DESCRIPTION OF THE TASK
Pick out every line that holds the string "mask" and copy it.

Saved entries
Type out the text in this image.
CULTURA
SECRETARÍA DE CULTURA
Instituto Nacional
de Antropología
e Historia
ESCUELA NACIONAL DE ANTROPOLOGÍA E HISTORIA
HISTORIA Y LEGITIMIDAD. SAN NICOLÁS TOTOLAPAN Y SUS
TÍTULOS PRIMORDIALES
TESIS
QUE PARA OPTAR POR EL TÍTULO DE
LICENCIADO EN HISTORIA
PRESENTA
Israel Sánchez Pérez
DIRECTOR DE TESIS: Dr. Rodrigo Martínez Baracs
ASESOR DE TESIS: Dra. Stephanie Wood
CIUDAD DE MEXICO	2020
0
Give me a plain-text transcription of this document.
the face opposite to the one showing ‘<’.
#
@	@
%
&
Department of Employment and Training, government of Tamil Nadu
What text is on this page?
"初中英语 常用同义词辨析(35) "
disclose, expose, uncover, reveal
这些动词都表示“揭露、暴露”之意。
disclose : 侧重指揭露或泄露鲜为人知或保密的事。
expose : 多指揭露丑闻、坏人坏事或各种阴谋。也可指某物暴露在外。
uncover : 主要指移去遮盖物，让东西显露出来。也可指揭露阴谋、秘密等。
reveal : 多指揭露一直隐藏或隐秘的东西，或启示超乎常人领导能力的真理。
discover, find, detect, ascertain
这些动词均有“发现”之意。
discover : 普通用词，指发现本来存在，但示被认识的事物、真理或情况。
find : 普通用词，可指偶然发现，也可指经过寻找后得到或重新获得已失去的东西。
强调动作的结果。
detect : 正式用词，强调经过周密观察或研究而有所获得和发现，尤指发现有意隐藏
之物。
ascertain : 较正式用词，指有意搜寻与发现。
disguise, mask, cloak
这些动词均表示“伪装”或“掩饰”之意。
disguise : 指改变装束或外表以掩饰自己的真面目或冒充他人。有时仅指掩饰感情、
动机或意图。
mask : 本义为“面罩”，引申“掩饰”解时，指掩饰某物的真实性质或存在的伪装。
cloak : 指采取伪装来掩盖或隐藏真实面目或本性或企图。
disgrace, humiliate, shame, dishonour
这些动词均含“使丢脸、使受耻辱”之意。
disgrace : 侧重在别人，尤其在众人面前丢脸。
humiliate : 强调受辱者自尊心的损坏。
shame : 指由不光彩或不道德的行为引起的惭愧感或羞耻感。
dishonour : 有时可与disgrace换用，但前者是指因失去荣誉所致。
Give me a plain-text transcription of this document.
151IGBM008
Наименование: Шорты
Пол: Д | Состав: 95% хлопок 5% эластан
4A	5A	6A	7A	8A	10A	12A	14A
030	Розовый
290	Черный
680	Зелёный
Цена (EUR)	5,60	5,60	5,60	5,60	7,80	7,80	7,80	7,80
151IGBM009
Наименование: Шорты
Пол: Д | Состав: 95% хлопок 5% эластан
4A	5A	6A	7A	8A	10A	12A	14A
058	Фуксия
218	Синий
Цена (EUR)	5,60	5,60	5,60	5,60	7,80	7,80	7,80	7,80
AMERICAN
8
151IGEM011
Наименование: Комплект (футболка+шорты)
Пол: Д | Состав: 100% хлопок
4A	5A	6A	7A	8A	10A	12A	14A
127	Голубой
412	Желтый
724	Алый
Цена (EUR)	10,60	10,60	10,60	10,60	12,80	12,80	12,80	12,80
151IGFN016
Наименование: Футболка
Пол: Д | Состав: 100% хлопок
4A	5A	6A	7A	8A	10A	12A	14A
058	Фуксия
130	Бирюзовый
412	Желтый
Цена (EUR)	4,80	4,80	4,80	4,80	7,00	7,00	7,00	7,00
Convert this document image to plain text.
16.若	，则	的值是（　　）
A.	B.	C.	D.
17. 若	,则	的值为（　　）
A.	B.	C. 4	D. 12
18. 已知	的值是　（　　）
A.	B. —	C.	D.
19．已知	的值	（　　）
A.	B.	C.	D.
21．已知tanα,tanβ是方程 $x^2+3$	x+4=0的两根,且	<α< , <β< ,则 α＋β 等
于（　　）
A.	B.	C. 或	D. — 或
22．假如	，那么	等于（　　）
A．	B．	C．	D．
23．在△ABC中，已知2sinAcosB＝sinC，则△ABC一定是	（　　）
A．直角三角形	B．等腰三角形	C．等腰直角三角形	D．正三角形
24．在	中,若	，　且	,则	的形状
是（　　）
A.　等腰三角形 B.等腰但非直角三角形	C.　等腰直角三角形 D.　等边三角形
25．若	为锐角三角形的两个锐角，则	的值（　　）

RESULT
disguise, mask, cloak
mask : 本义为“面罩”，引申“掩饰”解时，指掩饰某物的真实性质或存在的伪装。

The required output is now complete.